Exercise – Select the lines that hold the word "Stimulus" and copy each one.

Data supplied –
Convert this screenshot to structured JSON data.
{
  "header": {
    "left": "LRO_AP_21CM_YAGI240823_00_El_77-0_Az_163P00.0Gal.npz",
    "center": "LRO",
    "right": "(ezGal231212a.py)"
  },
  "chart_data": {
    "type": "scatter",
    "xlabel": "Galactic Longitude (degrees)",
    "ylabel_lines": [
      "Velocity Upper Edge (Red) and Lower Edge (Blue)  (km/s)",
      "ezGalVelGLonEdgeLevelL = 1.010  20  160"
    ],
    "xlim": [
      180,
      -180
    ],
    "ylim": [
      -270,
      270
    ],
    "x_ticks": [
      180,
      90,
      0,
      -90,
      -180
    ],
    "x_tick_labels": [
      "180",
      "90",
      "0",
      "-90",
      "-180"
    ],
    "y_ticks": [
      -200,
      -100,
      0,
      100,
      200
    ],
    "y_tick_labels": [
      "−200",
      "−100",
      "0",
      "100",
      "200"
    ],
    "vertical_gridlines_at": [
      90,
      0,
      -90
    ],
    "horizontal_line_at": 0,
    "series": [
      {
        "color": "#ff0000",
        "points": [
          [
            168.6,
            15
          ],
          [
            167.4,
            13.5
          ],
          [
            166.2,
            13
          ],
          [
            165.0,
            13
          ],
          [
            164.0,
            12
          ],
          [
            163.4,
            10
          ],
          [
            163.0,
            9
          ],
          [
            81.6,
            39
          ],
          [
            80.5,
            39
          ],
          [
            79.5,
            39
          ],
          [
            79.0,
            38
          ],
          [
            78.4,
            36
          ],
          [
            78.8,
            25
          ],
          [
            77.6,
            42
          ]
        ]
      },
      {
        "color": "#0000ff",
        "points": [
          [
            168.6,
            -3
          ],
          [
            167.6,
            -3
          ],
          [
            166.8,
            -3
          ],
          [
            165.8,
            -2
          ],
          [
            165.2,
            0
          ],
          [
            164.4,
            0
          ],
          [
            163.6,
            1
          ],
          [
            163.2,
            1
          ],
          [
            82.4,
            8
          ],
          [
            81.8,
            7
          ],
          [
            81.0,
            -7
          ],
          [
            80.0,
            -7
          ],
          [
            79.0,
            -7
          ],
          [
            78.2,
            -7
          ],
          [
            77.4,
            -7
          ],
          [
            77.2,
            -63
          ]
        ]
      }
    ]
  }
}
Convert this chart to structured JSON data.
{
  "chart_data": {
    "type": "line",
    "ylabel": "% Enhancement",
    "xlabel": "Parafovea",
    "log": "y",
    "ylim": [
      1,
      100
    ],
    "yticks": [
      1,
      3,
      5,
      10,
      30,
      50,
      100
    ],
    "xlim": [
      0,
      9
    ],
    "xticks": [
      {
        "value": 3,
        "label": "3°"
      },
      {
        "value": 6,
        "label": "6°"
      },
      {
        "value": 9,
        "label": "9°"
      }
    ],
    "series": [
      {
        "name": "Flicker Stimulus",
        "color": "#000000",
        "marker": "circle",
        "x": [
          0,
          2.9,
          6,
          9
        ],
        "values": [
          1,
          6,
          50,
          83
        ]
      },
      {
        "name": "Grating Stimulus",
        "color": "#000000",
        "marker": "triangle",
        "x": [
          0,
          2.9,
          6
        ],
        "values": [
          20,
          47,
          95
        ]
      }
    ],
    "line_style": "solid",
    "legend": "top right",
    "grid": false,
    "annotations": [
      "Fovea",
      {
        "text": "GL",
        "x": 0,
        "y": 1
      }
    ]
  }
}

--

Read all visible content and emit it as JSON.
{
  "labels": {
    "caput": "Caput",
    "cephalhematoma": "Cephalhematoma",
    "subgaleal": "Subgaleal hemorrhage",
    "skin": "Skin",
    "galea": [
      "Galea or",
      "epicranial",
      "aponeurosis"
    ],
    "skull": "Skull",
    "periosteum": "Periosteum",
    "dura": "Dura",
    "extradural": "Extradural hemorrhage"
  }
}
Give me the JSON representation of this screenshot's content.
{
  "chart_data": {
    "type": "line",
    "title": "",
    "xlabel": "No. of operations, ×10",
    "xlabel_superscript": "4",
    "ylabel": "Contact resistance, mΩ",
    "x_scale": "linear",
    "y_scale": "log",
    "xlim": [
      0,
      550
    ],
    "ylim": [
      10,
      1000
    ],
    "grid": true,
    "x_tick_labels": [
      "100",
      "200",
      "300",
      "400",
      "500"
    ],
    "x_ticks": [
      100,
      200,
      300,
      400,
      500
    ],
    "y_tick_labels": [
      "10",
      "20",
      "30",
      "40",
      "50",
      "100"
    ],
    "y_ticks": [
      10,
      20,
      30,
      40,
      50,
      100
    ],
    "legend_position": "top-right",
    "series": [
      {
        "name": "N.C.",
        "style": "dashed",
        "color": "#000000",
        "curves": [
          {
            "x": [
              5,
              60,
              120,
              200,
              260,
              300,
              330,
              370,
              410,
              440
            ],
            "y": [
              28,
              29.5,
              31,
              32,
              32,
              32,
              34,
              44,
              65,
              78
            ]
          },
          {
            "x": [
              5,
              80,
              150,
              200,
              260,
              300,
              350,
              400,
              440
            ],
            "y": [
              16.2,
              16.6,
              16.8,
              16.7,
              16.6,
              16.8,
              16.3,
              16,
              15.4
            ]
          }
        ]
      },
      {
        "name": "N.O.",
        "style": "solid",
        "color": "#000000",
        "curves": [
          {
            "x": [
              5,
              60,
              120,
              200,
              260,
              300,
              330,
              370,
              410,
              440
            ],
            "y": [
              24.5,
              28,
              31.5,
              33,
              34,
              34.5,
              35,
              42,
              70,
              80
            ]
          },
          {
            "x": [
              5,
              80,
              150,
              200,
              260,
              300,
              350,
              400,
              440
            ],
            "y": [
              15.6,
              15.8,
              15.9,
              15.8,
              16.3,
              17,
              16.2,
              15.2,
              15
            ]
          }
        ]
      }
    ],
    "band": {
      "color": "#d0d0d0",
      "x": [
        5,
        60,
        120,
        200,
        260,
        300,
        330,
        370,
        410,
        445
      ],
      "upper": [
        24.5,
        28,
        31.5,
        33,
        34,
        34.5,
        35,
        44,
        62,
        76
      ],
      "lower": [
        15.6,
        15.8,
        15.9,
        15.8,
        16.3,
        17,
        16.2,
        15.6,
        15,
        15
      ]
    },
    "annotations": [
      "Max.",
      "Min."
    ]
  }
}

Reply to the task –
        "name": "Flicker Stimulus",
        "name": "Grating Stimulus",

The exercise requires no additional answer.